- Goal -
From the records below, copy every line that contains the word "Thân".

____

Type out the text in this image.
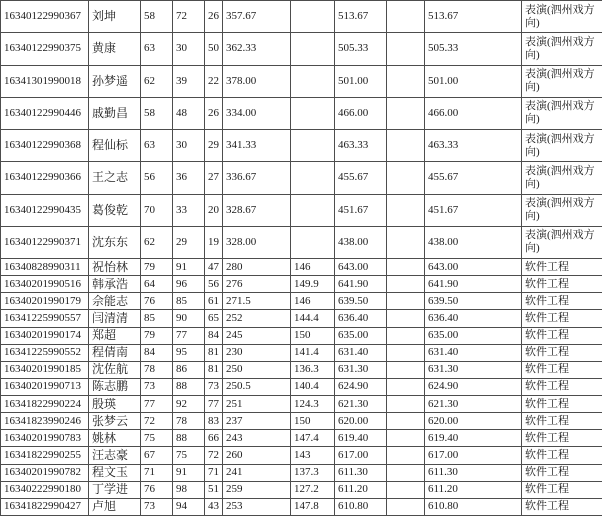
16340122990367	刘坤	58	72	26	357.67		513.67		513.67	表演(泗州戏方向)
16340122990375	黄康	63	30	50	362.33		505.33		505.33	表演(泗州戏方向)
16341301990018	孙梦遥	62	39	22	378.00		501.00		501.00	表演(泗州戏方向)
16340122990446	戚勤昌	58	48	26	334.00		466.00		466.00	表演(泗州戏方向)
16340122990368	程仙标	63	30	29	341.33		463.33		463.33	表演(泗州戏方向)
16340122990366	王之志	56	36	27	336.67		455.67		455.67	表演(泗州戏方向)
16340122990435	葛俊乾	70	33	20	328.67		451.67		451.67	表演(泗州戏方向)
16340122990371	沈东东	62	29	19	328.00		438.00		438.00	表演(泗州戏方向)
16340828990311	祝怡林	79	91	47	280	146	643.00		643.00	软件工程
16340201990516	韩承浩	64	96	56	276	149.9	641.90		641.90	软件工程
16340201990179	佘能志	76	85	61	271.5	146	639.50		639.50	软件工程
16341225990557	闫清清	85	90	65	252	144.4	636.40		636.40	软件工程
16340201990174	郑超	79	77	84	245	150	635.00		635.00	软件工程
16341225990552	程倩南	84	95	81	230	141.4	631.40		631.40	软件工程
16340201990185	沈佐航	78	86	81	250	136.3	631.30		631.30	软件工程
16340201990713	陈志鹏	73	88	73	250.5	140.4	624.90		624.90	软件工程
16341822990224	殷瑛	77	92	77	251	124.3	621.30		621.30	软件工程
16341823990246	张梦云	72	78	83	237	150	620.00		620.00	软件工程
16340201990783	姚林	75	88	66	243	147.4	619.40		619.40	软件工程
16341822990255	汪志豪	67	75	72	260	143	617.00		617.00	软件工程
16340201990782	程文玉	71	91	71	241	137.3	611.30		611.30	软件工程
16340222990180	丁学进	76	98	51	259	127.2	611.20		611.20	软件工程
16341822990427	卢旭	73	94	43	253	147.8	610.80		610.80	软件工程
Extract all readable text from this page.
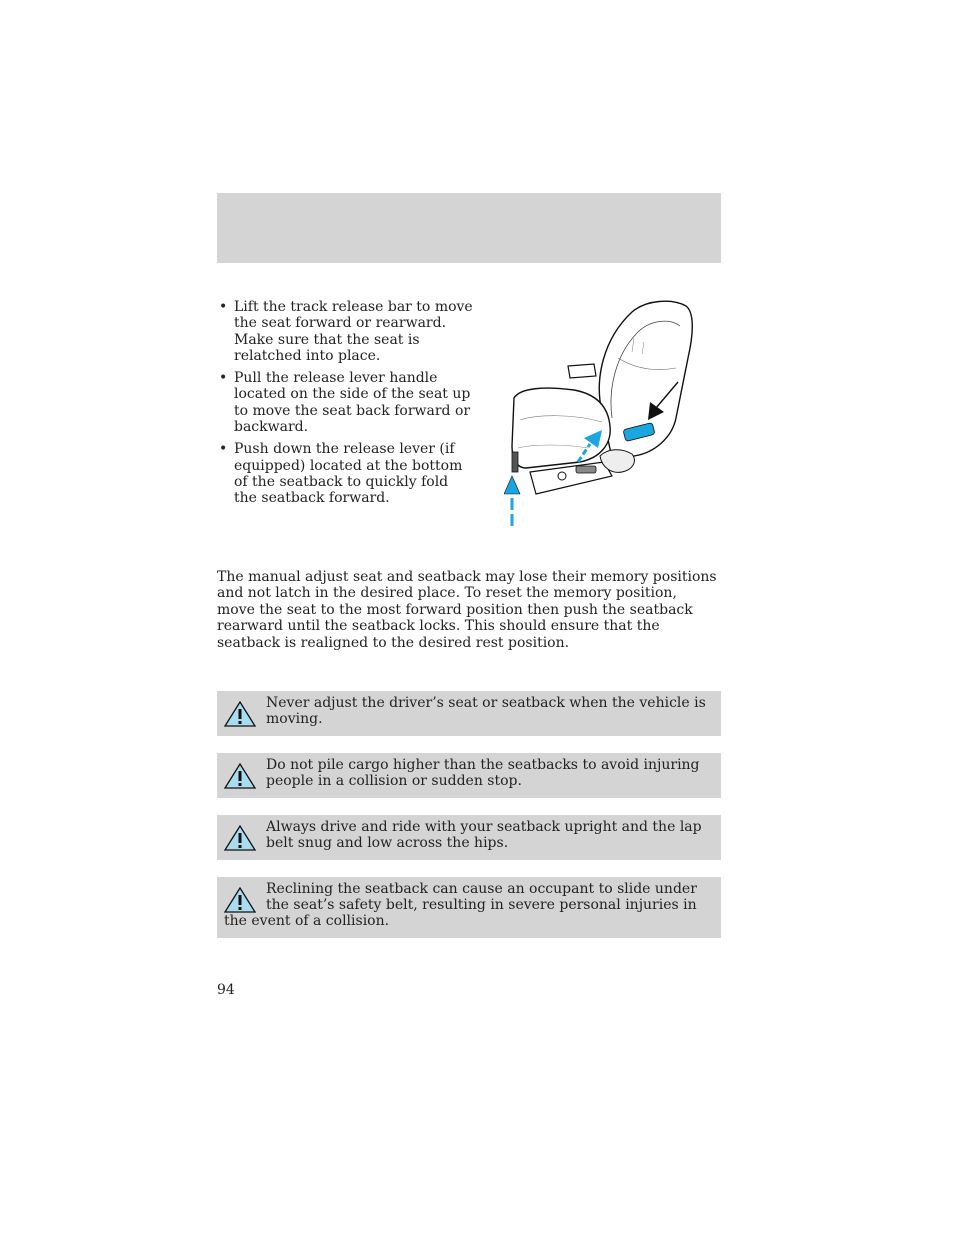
• Lift the track release bar to move the seat forward or rearward. Make sure that the seat is relatched into place.
• Pull the release lever handle located on the side of the seat up to move the seat back forward or backward.
• Push down the release lever (if equipped) located at the bottom of the seatback to quickly fold the seatback forward.

The manual adjust seat and seatback may lose their memory positions and not latch in the desired place. To reset the memory position, move the seat to the most forward position then push the seatback rearward until the seatback locks. This should ensure that the seatback is realigned to the desired rest position.

Never adjust the driver’s seat or seatback when the vehicle is moving.
Do not pile cargo higher than the seatbacks to avoid injuring people in a collision or sudden stop.
Always drive and ride with your seatback upright and the lap belt snug and low across the hips.
Reclining the seatback can cause an occupant to slide under the seat’s safety belt, resulting in severe personal injuries in the event of a collision.
94
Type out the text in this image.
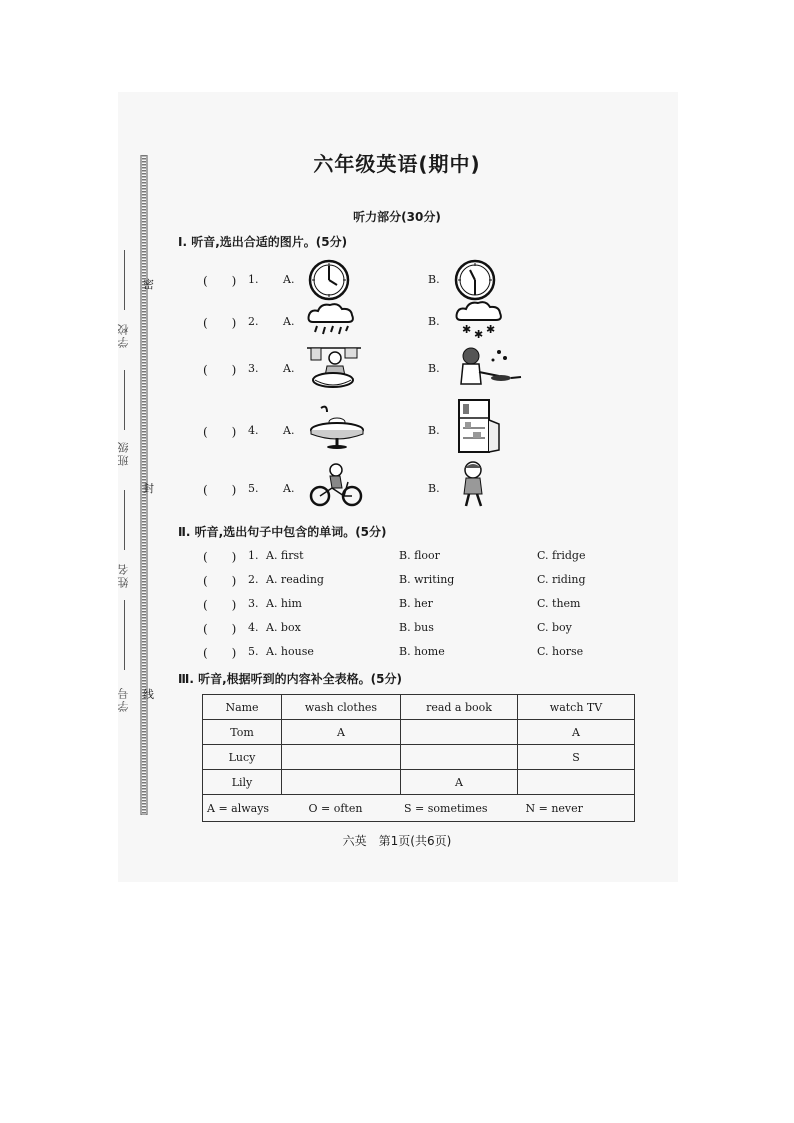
密
封
线
学校
班级
姓名
学号
六年级英语(期中)
听力部分(30分)
Ⅰ. 听音,选出合适的图片。(5分)
(　　) 1. A.	B.
(　　) 2. A.	B.
✱ ✱ ✱
(　　) 3. A.	B.
(　　) 4. A.	B.
(　　) 5. A.	B.
Ⅱ. 听音,选出句子中包含的单词。(5分)
(　　) 1. A. first	B. floor	C. fridge
(　　) 2. A. reading	B. writing	C. riding
(　　) 3. A. him	B. her	C. them
(　　) 4. A. box	B. bus	C. boy
(　　) 5. A. house	B. home	C. horse
Ⅲ. 听音,根据听到的内容补全表格。(5分)
Name	wash clothes	read a book	watch TV
Tom	A		A
Lucy			S
Lily		A	
A = always O = often S = sometimes N = never			
六英　第1页(共6页)
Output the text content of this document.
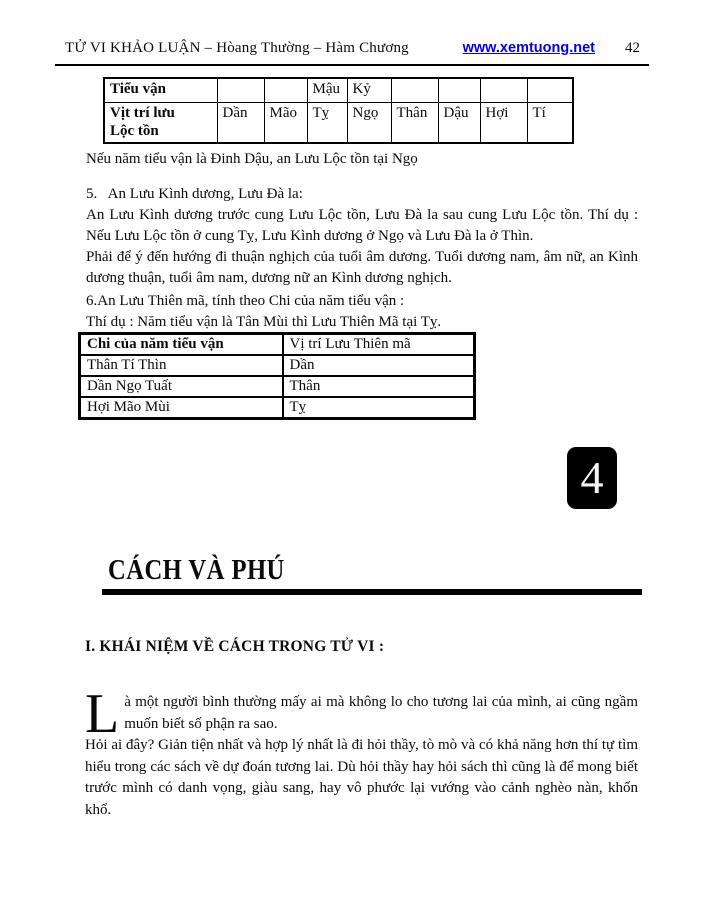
TỬ VI KHẢO LUẬN – Hòang Thường – Hàm Chương	www.xemtuong.net 42
Tiểu vận			Mậu	Kỷ				

Vịt trí lưu
Lộc tồn	Dần	Mão	Tỵ	Ngọ	Thân	Dậu	Hợi	Tí
Nếu năm tiểu vận là Đinh Dậu, an Lưu Lộc tồn tại Ngọ
5.   An Lưu Kình dương, Lưu Đà la:

An Lưu Kình dương trước cung Lưu Lộc tồn, Lưu Đà la sau cung Lưu Lộc tồn. Thí dụ : Nếu Lưu Lộc tồn ở cung Tỵ, Lưu Kình dương ở Ngọ và Lưu Đà la ở Thìn.

Phải để ý đến hướng đi thuận nghịch của tuổi âm dương. Tuổi dương nam, âm nữ, an Kình dương thuận, tuổi âm nam, dương nữ an Kình dương nghịch.

6.An Lưu Thiên mã, tính theo Chi của năm tiểu vận :
Thí dụ : Năm tiểu vận là Tân Mùi thì Lưu Thiên Mã tại Tỵ.
Chi của năm tiểu vận	Vị trí Lưu Thiên mã
Thân Tí Thìn	Dần
Dần Ngọ Tuất	Thân
Hợi Mão Mùi	Tỵ
4
CÁCH VÀ PHÚ
I. KHÁI NIỆM VỀ CÁCH TRONG TỬ VI :

Là một người bình thường mấy ai mà không lo cho tương lai của mình, ai cũng ngầm muốn biết số phận ra sao.

Hỏi ai đây? Giản tiện nhất và hợp lý nhất là đi hỏi thầy, tò mò và có khả năng hơn thí tự tìm hiểu trong các sách về dự đoán tương lai. Dù hỏi thầy hay hỏi sách thì cũng là để mong biết trước mình có danh vọng, giàu sang, hay vô phước lại vướng vào cảnh nghèo nàn, khốn khổ.
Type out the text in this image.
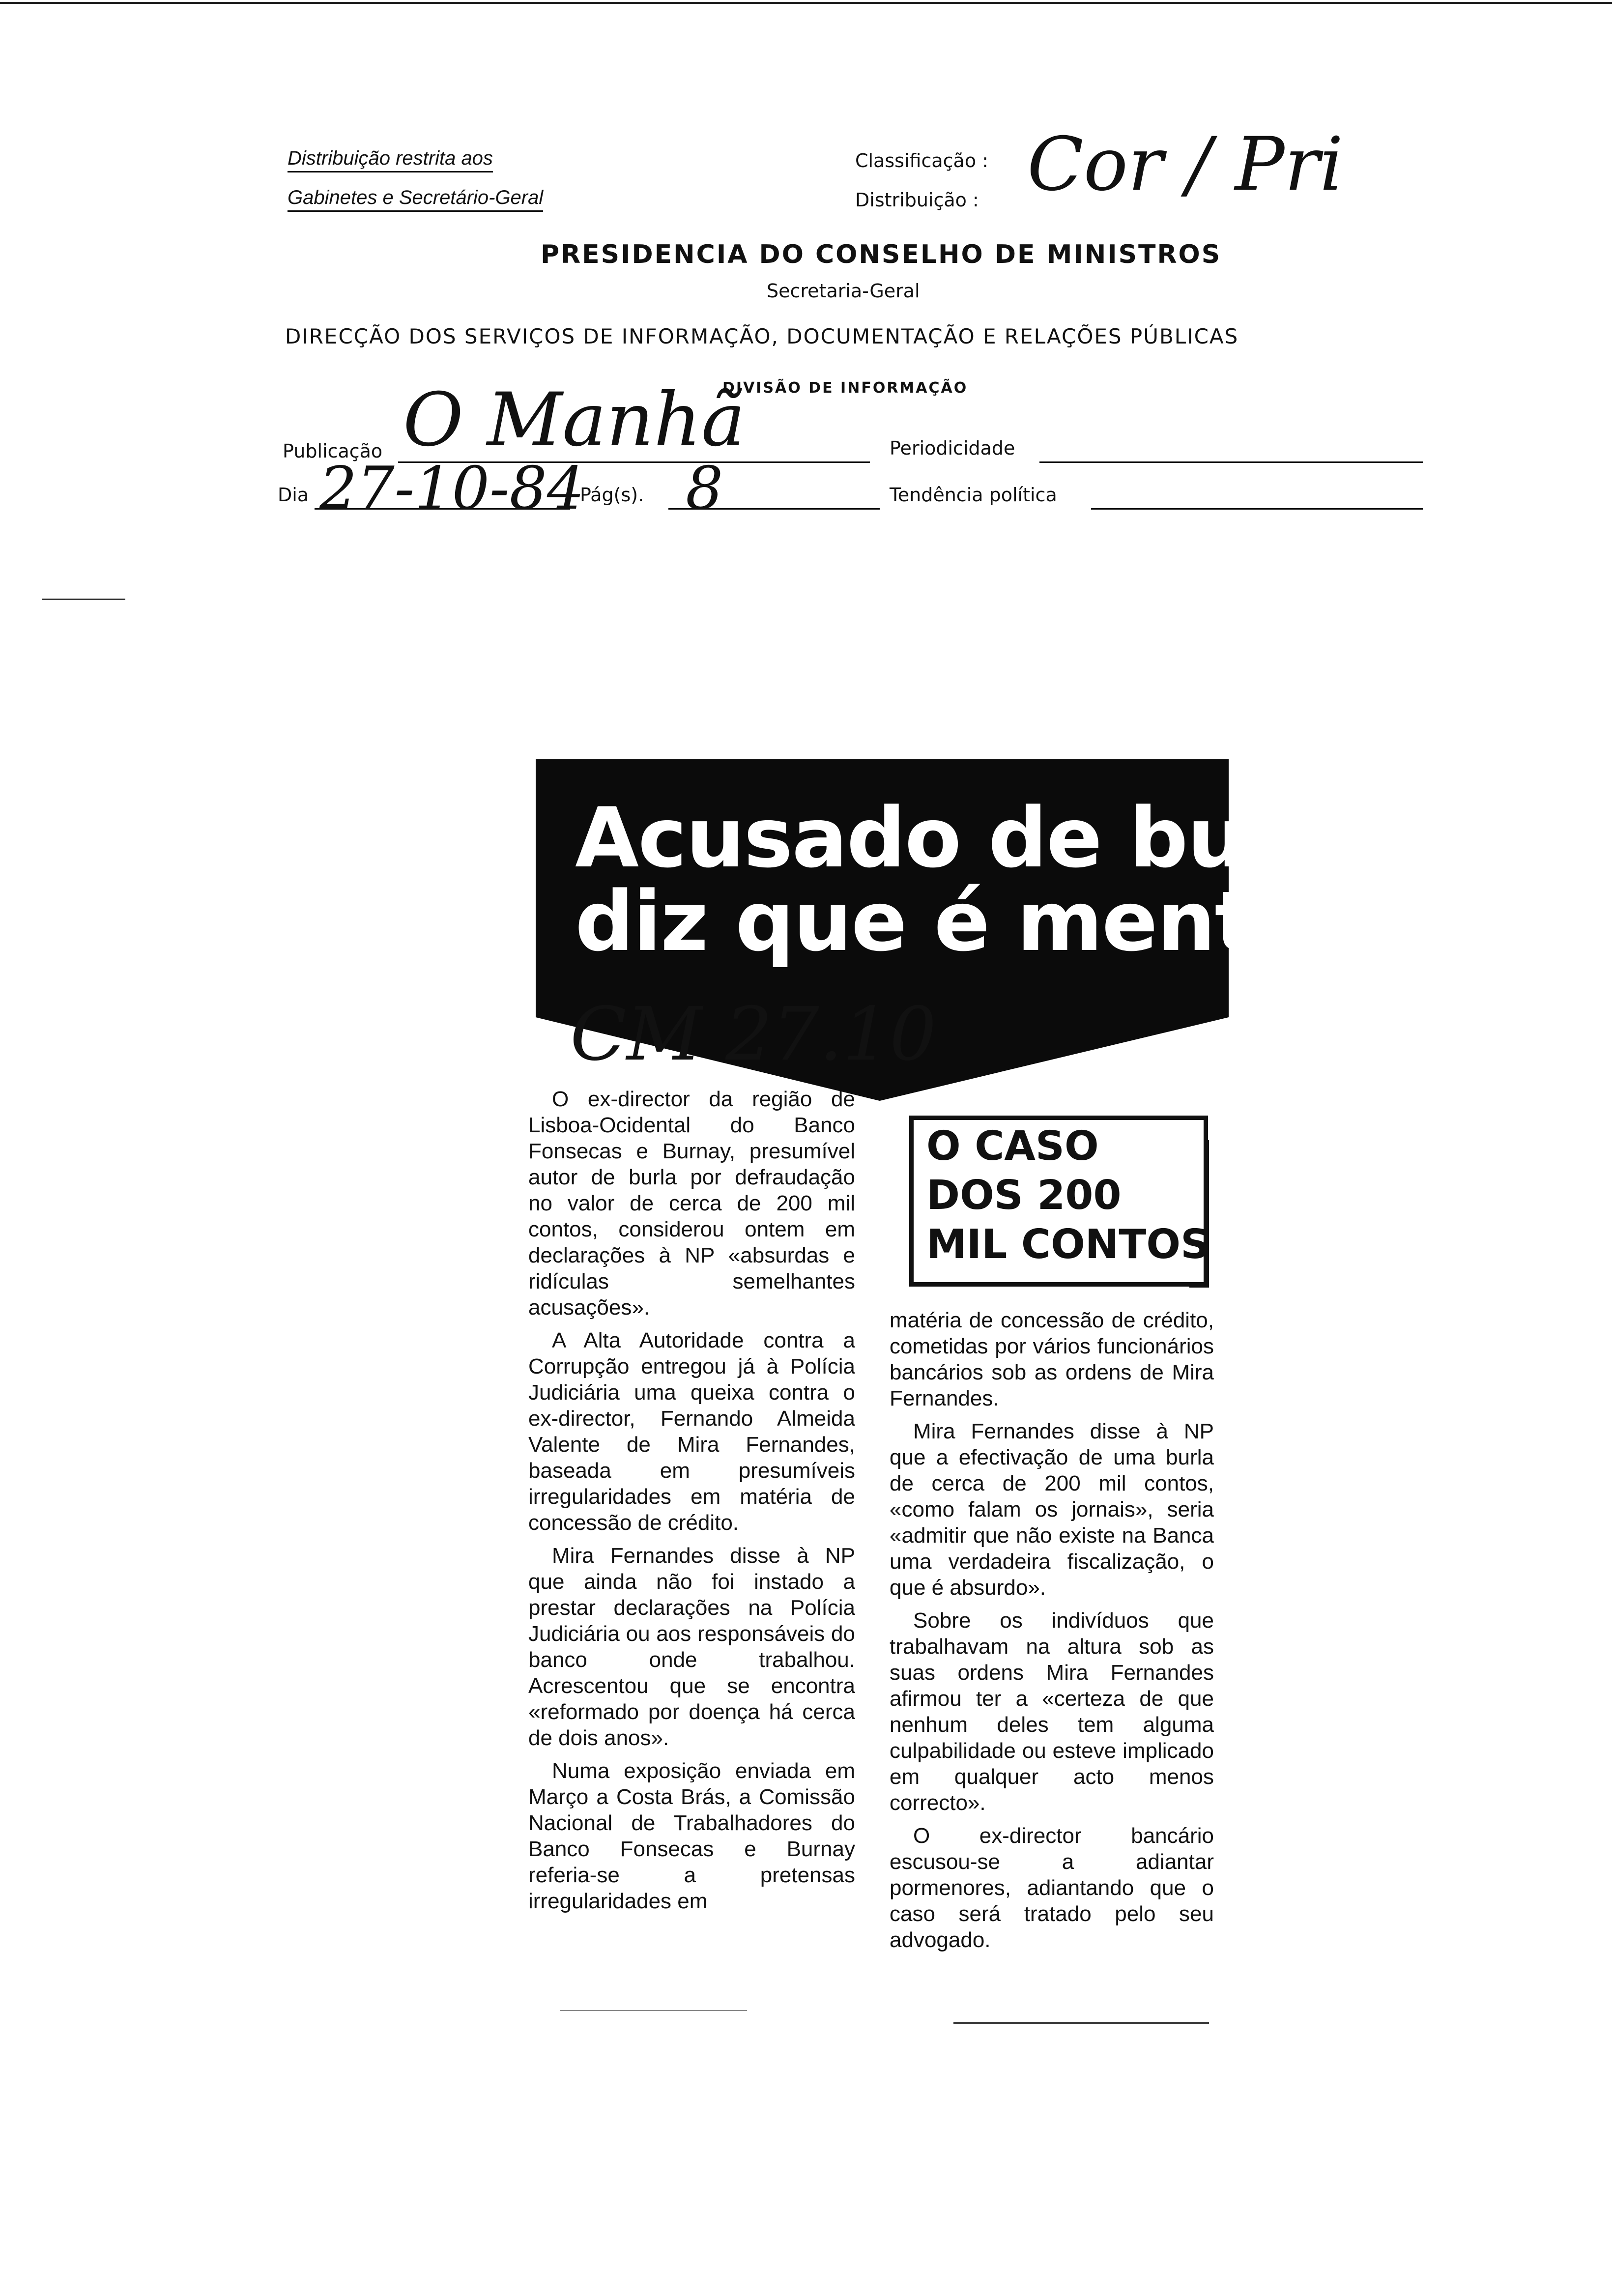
Distribuição restrita aos
Gabinetes e Secretário-Geral
Classificação :
Distribuição : Cor / Pri
PRESIDENCIA DO CONSELHO DE MINISTROS
Secretaria-Geral
DIRECÇÃO DOS SERVIÇOS DE INFORMAÇÃO, DOCUMENTAÇÃO E RELAÇÕES PÚBLICAS
DIVISÃO DE INFORMAÇÃO
Publicação O Manhã	Periodicidade
Dia 27-10-84
Pág(s). 8	Tendência política
Acusado de burla
diz que é mentira
CM 27.10
O CASO
DOS 200
MIL CONTOS

O ex-director da região de Lisboa-Ocidental do Banco Fonsecas e Burnay, presumível autor de burla por defraudação no valor de cerca de 200 mil contos, considerou ontem em declarações à NP «absurdas e ridículas semelhantes acusações».

A Alta Autoridade contra a Corrupção entregou já à Polícia Judiciária uma queixa contra o ex-director, Fernando Almeida Valente de Mira Fernandes, baseada em presumíveis irregularidades em matéria de concessão de crédito.

Mira Fernandes disse à NP que ainda não foi instado a prestar declarações na Polícia Judiciária ou aos responsáveis do banco onde trabalhou. Acrescentou que se encontra «reformado por doença há cerca de dois anos».

Numa exposição enviada em Março a Costa Brás, a Comissão Nacional de Trabalhadores do Banco Fonsecas e Burnay referia-se a pretensas irregularidades em

matéria de concessão de crédito, cometidas por vários funcionários bancários sob as ordens de Mira Fernandes.

Mira Fernandes disse à NP que a efectivação de uma burla de cerca de 200 mil contos, «como falam os jornais», seria «admitir que não existe na Banca uma verdadeira fiscalização, o que é absurdo».

Sobre os indivíduos que trabalhavam na altura sob as suas ordens Mira Fernandes afirmou ter a «certeza de que nenhum deles tem alguma culpabilidade ou esteve implicado em qualquer acto menos correcto».

O ex-director bancário escusou-se a adiantar pormenores, adiantando que o caso será tratado pelo seu advogado.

____

- Solved problem -
Lộc tồn	Dần	Mão	Tỵ	Ngọ	Thân	Dậu	Hợi	Tí
Thân Tí Thìn	Dần
Dần Ngọ Tuất	Thân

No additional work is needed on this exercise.